═══ Records provided

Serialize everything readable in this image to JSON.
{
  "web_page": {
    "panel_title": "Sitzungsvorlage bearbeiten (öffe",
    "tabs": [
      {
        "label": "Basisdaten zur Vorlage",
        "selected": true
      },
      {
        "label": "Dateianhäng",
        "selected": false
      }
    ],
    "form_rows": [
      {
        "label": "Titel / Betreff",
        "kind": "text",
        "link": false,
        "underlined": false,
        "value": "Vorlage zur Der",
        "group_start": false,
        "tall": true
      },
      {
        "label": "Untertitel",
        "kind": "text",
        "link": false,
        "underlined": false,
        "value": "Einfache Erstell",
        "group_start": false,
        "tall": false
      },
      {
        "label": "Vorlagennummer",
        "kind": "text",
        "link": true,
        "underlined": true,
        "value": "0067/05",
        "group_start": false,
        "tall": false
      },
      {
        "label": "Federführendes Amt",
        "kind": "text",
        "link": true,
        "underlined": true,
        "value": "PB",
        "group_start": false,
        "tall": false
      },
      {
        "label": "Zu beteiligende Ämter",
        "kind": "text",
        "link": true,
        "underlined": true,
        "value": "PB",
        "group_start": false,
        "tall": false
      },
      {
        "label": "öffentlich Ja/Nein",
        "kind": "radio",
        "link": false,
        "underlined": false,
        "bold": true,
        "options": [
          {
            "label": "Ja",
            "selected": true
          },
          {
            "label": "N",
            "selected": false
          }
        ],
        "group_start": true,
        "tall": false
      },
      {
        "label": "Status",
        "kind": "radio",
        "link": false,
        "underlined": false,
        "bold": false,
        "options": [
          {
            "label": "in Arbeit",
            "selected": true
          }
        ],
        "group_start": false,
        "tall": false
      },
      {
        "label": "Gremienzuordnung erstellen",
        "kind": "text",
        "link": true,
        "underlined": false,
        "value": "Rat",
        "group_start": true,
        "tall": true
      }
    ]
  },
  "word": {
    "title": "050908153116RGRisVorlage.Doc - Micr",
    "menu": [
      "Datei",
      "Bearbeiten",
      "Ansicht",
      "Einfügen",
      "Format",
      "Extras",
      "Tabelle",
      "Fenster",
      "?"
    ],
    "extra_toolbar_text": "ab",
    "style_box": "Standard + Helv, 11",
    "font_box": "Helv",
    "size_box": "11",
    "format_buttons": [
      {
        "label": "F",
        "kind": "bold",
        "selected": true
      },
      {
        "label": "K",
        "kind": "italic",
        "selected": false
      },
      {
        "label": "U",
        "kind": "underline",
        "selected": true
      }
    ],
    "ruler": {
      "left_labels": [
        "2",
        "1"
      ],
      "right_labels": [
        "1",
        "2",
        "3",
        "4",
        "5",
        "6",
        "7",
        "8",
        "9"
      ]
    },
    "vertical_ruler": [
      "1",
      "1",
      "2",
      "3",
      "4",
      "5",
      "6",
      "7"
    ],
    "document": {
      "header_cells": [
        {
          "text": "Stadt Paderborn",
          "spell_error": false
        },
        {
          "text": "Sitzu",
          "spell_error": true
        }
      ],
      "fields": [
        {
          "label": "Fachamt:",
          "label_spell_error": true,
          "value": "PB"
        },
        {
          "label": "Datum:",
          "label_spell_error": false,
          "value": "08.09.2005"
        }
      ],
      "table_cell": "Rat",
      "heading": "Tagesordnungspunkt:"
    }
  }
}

══════

Copy out each line exactly.

Serialize everything readable in this image to JSON.
{
  "web_page": {
    "panel_title": "Sitzungsvorlage bearbeiten (öffe",
    "tabs": [
      {
        "label": "Basisdaten zur Vorlage",
        "selected": true
      },
      {
        "label": "Dateianhäng",
        "selected": false
      }
    ],
    "form_rows": [
      {
        "label": "Titel / Betreff",
        "kind": "text",
        "link": false,
        "underlined": false,
        "value": "Vorlage zur Der",
        "group_start": false,
        "tall": true
      },
      {
        "label": "Untertitel",
        "kind": "text",
        "link": false,
        "underlined": false,
        "value": "Einfache Erstell",
        "group_start": false,
        "tall": false
      },
      {
        "label": "Vorlagennummer",
        "kind": "text",
        "link": true,
        "underlined": true,
        "value": "0067/05",
        "group_start": false,
        "tall": false
      },
      {
        "label": "Federführendes Amt",
        "kind": "text",
        "link": true,
        "underlined": true,
        "value": "PB",
        "group_start": false,
        "tall": false
      },
      {
        "label": "Zu beteiligende Ämter",
        "kind": "text",
        "link": true,
        "underlined": true,
        "value": "PB",
        "group_start": false,
        "tall": false
      },
      {
        "label": "öffentlich Ja/Nein",
        "kind": "radio",
        "link": false,
        "underlined": false,
        "bold": true,
        "options": [
          {
            "label": "Ja",
            "selected": true
          },
          {
            "label": "N",
            "selected": false
          }
        ],
        "group_start": true,
        "tall": false
      },
      {
        "label": "Status",
        "kind": "radio",
        "link": false,
        "underlined": false,
        "bold": false,
        "options": [
          {
            "label": "in Arbeit",
            "selected": true
          }
        ],
        "group_start": false,
        "tall": false
      },
      {
        "label": "Gremienzuordnung erstellen",
        "kind": "text",
        "link": true,
        "underlined": false,
        "value": "Rat",
        "group_start": true,
        "tall": true
      }
    ]
  },
  "word": {
    "title": "050908153116RGRisVorlage.Doc - Micr",
    "menu": [
      "Datei",
      "Bearbeiten",
      "Ansicht",
      "Einfügen",
      "Format",
      "Extras",
      "Tabelle",
      "Fenster",
      "?"
    ],
    "extra_toolbar_text": "ab",
    "style_box": "Standard + Helv, 11",
    "font_box": "Helv",
    "size_box": "11",
    "format_buttons": [
      {
        "label": "F",
        "kind": "bold",
        "selected": true
      },
      {
        "label": "K",
        "kind": "italic",
        "selected": false
      },
      {
        "label": "U",
        "kind": "underline",
        "selected": true
      }
    ],
    "ruler": {
      "left_labels": [
        "2",
        "1"
      ],
      "right_labels": [
        "1",
        "2",
        "3",
        "4",
        "5",
        "6",
        "7",
        "8",
        "9"
      ]
    },
    "vertical_ruler": [
      "1",
      "1",
      "2",
      "3",
      "4",
      "5",
      "6",
      "7"
    ],
    "document": {
      "header_cells": [
        {
          "text": "Stadt Paderborn",
          "spell_error": false
        },
        {
          "text": "Sitzu",
          "spell_error": true
        }
      ],
      "fields": [
        {
          "label": "Fachamt:",
          "label_spell_error": true,
          "value": "PB"
        },
        {
          "label": "Datum:",
          "label_spell_error": false,
          "value": "08.09.2005"
        }
      ],
      "table_cell": "Rat",
      "heading": "Tagesordnungspunkt:"
    }
  }
}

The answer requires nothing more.